MATERIAL PROVIDED:
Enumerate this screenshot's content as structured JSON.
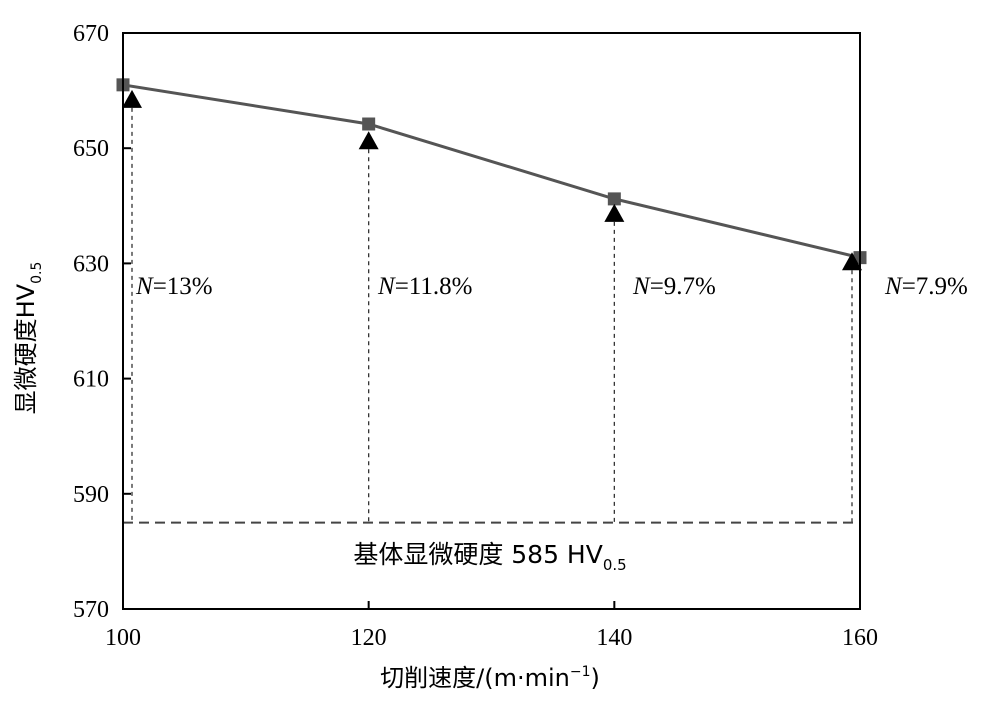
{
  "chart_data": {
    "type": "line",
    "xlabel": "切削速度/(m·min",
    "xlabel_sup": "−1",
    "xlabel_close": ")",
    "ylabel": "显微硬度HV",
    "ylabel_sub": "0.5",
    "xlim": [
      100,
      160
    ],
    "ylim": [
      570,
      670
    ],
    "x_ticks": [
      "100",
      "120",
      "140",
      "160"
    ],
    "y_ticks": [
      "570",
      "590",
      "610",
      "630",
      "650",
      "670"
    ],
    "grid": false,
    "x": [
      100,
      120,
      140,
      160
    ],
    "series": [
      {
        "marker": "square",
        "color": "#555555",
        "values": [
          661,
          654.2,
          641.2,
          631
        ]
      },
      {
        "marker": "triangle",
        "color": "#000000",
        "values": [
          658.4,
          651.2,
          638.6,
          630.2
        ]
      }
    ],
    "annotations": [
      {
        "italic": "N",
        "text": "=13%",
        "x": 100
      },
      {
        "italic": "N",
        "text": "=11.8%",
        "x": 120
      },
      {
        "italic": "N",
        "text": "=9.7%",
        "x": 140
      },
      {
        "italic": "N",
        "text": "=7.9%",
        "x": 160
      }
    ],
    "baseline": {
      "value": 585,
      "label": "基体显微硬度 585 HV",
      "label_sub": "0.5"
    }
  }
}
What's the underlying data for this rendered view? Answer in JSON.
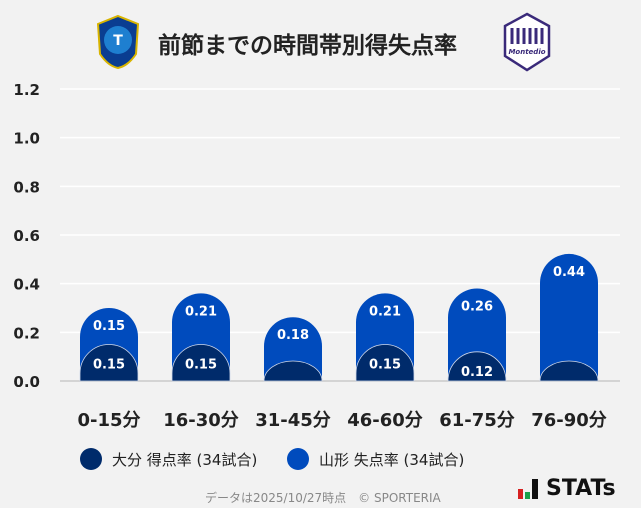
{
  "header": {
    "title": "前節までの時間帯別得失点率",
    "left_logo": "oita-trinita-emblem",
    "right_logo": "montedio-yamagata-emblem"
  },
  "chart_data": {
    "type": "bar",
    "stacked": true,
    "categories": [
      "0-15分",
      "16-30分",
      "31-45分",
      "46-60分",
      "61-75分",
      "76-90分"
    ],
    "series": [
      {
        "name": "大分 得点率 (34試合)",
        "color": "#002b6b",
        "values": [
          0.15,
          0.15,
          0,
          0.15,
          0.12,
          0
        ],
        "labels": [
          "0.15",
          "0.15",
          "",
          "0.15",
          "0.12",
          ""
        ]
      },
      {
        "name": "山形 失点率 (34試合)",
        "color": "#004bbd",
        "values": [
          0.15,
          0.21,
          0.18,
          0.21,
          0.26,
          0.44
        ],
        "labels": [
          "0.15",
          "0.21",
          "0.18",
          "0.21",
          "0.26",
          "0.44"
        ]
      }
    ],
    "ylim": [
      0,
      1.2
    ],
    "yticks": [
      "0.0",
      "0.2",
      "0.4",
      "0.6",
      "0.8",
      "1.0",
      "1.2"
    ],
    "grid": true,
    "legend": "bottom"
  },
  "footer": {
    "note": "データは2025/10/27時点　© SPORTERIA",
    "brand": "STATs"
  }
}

TASK TO COMPLETE:
Give solely the number of lines in the data that contain the string "this".

RIGHT ANSWER:
2